▶ [Exercise goal]
Go through the entries below and print each one exactly, leaving out pictures.

▶ [Material shown]
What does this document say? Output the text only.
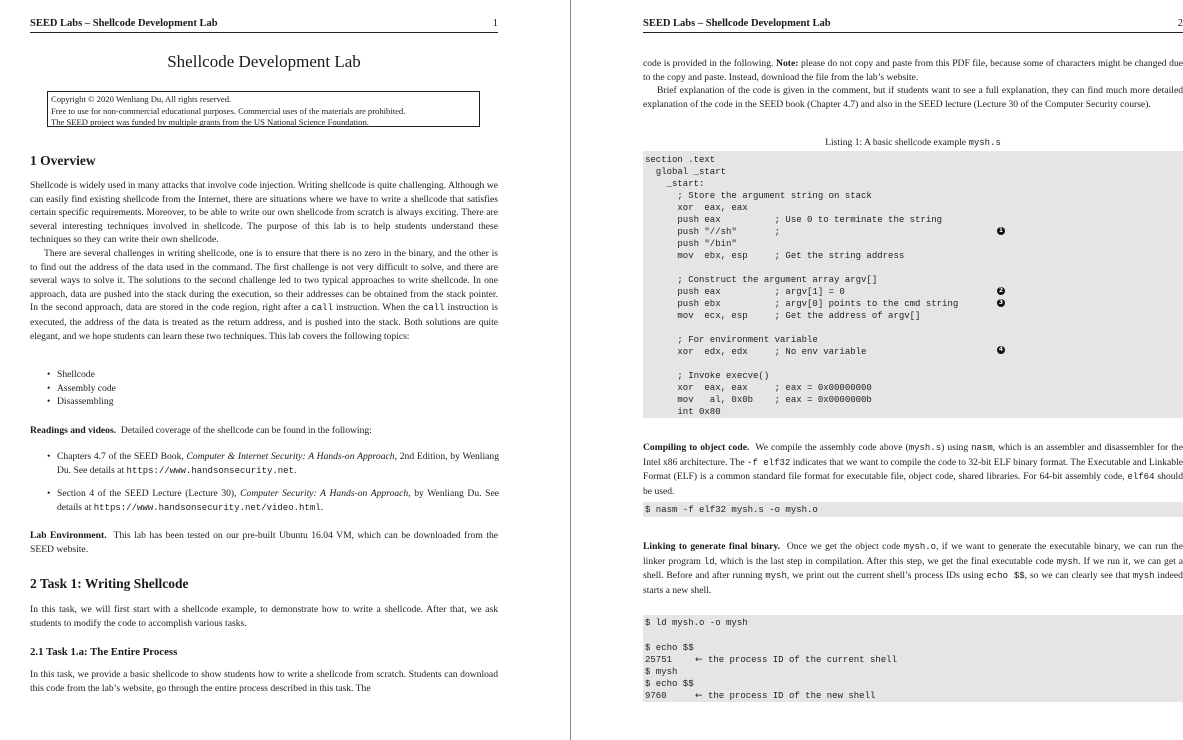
SEED Labs – Shellcode Development Lab	1
Shellcode Development Lab
Copyright © 2020 Wenliang Du, All rights reserved.
Free to use for non-commercial educational purposes. Commercial uses of the materials are prohibited.
The SEED project was funded by multiple grants from the US National Science Foundation.
1 Overview
Shellcode is widely used in many attacks that involve code injection. Writing shellcode is quite challenging. Although we can easily find existing shellcode from the Internet, there are situations where we have to write a shellcode that satisfies certain specific requirements. Moreover, to be able to write our own shellcode from scratch is always exciting. There are several interesting techniques involved in shellcode. The purpose of this lab is to help students understand these techniques so they can write their own shellcode.
There are several challenges in writing shellcode, one is to ensure that there is no zero in the binary, and the other is to find out the address of the data used in the command. The first challenge is not very difficult to solve, and there are several ways to solve it. The solutions to the second challenge led to two typical approaches to write shellcode. In one approach, data are pushed into the stack during the execution, so their addresses can be obtained from the stack pointer. In the second approach, data are stored in the code region, right after a call instruction. When the call instruction is executed, the address of the data is treated as the return address, and is pushed into the stack. Both solutions are quite elegant, and we hope students can learn these two techniques. This lab covers the following topics:
• Shellcode
• Assembly code
• Disassembling
Readings and videos. Detailed coverage of the shellcode can be found in the following:
• Chapters 4.7 of the SEED Book, Computer & Internet Security: A Hands-on Approach, 2nd Edition, by Wenliang Du. See details at https://www.handsonsecurity.net.
• Section 4 of the SEED Lecture (Lecture 30), Computer Security: A Hands-on Approach, by Wenliang Du. See details at https://www.handsonsecurity.net/video.html.
Lab Environment. This lab has been tested on our pre-built Ubuntu 16.04 VM, which can be downloaded from the SEED website.
2 Task 1: Writing Shellcode
In this task, we will first start with a shellcode example, to demonstrate how to write a shellcode. After that, we ask students to modify the code to accomplish various tasks.
2.1 Task 1.a: The Entire Process
In this task, we provide a basic shellcode to show students how to write a shellcode from scratch. Students can download this code from the lab’s website, go through the entire process described in this task. The
SEED Labs – Shellcode Development Lab	2
code is provided in the following. Note: please do not copy and paste from this PDF file, because some of characters might be changed due to the copy and paste. Instead, download the file from the lab’s website.
Brief explanation of the code is given in the comment, but if students want to see a full explanation, they can find much more detailed explanation of the code in the SEED book (Chapter 4.7) and also in the SEED lecture (Lecture 30 of the Computer Security course).
Listing 1: A basic shellcode example mysh.s
section .text
global _start
_start:
; Store the argument string on stack
xor  eax, eax
push eax          ; Use 0 to terminate the string
push "//sh"       ;
push "/bin"
mov  ebx, esp     ; Get the string address
; Construct the argument array argv[]
push eax          ; argv[1] = 0
push ebx          ; argv[0] points to the cmd string
mov  ecx, esp     ; Get the address of argv[]
; For environment variable
xor  edx, edx     ; No env variable
; Invoke execve()
xor  eax, eax     ; eax = 0x00000000
mov   al, 0x0b    ; eax = 0x0000000b
int 0x80
1
2
3
4
Compiling to object code. We compile the assembly code above (mysh.s) using nasm, which is an assembler and disassembler for the Intel x86 architecture. The -f elf32 indicates that we want to compile the code to 32-bit ELF binary format. The Executable and Linkable Format (ELF) is a common standard file format for executable file, object code, shared libraries. For 64-bit assembly code, elf64 should be used.
$ nasm -f elf32 mysh.s -o mysh.o
Linking to generate final binary. Once we get the object code mysh.o, if we want to generate the executable binary, we can run the linker program ld, which is the last step in compilation. After this step, we get the final executable code mysh. If we run it, we can get a shell. Before and after running mysh, we print out the current shell’s process IDs using echo $$, so we can clearly see that mysh indeed starts a new shell.
$ ld mysh.o -o mysh
$ echo $$
25751	← the process ID of the current shell
$ mysh
$ echo $$
9760	← the process ID of the new shell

▶ [Answer]
What does this document say? Output the text only.
SEED Labs – Shellcode Development Lab	1
Shellcode Development Lab
Copyright © 2020 Wenliang Du, All rights reserved.
Free to use for non-commercial educational purposes. Commercial uses of the materials are prohibited.
The SEED project was funded by multiple grants from the US National Science Foundation.
1 Overview
Shellcode is widely used in many attacks that involve code injection. Writing shellcode is quite challenging. Although we can easily find existing shellcode from the Internet, there are situations where we have to write a shellcode that satisfies certain specific requirements. Moreover, to be able to write our own shellcode from scratch is always exciting. There are several interesting techniques involved in shellcode. The purpose of this lab is to help students understand these techniques so they can write their own shellcode.
There are several challenges in writing shellcode, one is to ensure that there is no zero in the binary, and the other is to find out the address of the data used in the command. The first challenge is not very difficult to solve, and there are several ways to solve it. The solutions to the second challenge led to two typical approaches to write shellcode. In one approach, data are pushed into the stack during the execution, so their addresses can be obtained from the stack pointer. In the second approach, data are stored in the code region, right after a call instruction. When the call instruction is executed, the address of the data is treated as the return address, and is pushed into the stack. Both solutions are quite elegant, and we hope students can learn these two techniques. This lab covers the following topics:
• Shellcode
• Assembly code
• Disassembling
Readings and videos. Detailed coverage of the shellcode can be found in the following:
• Chapters 4.7 of the SEED Book, Computer & Internet Security: A Hands-on Approach, 2nd Edition, by Wenliang Du. See details at https://www.handsonsecurity.net.
• Section 4 of the SEED Lecture (Lecture 30), Computer Security: A Hands-on Approach, by Wenliang Du. See details at https://www.handsonsecurity.net/video.html.
Lab Environment. This lab has been tested on our pre-built Ubuntu 16.04 VM, which can be downloaded from the SEED website.
2 Task 1: Writing Shellcode
In this task, we will first start with a shellcode example, to demonstrate how to write a shellcode. After that, we ask students to modify the code to accomplish various tasks.
2.1 Task 1.a: The Entire Process
In this task, we provide a basic shellcode to show students how to write a shellcode from scratch. Students can download this code from the lab’s website, go through the entire process described in this task. The
SEED Labs – Shellcode Development Lab	2
code is provided in the following. Note: please do not copy and paste from this PDF file, because some of characters might be changed due to the copy and paste. Instead, download the file from the lab’s website.
Brief explanation of the code is given in the comment, but if students want to see a full explanation, they can find much more detailed explanation of the code in the SEED book (Chapter 4.7) and also in the SEED lecture (Lecture 30 of the Computer Security course).
Listing 1: A basic shellcode example mysh.s
section .text
global _start
_start:
; Store the argument string on stack
xor  eax, eax
push eax          ; Use 0 to terminate the string
push "//sh"       ;
push "/bin"
mov  ebx, esp     ; Get the string address
; Construct the argument array argv[]
push eax          ; argv[1] = 0
push ebx          ; argv[0] points to the cmd string
mov  ecx, esp     ; Get the address of argv[]
; For environment variable
xor  edx, edx     ; No env variable
; Invoke execve()
xor  eax, eax     ; eax = 0x00000000
mov   al, 0x0b    ; eax = 0x0000000b
int 0x80
1
2
3
4
Compiling to object code. We compile the assembly code above (mysh.s) using nasm, which is an assembler and disassembler for the Intel x86 architecture. The -f elf32 indicates that we want to compile the code to 32-bit ELF binary format. The Executable and Linkable Format (ELF) is a common standard file format for executable file, object code, shared libraries. For 64-bit assembly code, elf64 should be used.
$ nasm -f elf32 mysh.s -o mysh.o
Linking to generate final binary. Once we get the object code mysh.o, if we want to generate the executable binary, we can run the linker program ld, which is the last step in compilation. After this step, we get the final executable code mysh. If we run it, we can get a shell. Before and after running mysh, we print out the current shell’s process IDs using echo $$, so we can clearly see that mysh indeed starts a new shell.
$ ld mysh.o -o mysh
$ echo $$
25751	← the process ID of the current shell
$ mysh
$ echo $$
9760	← the process ID of the new shell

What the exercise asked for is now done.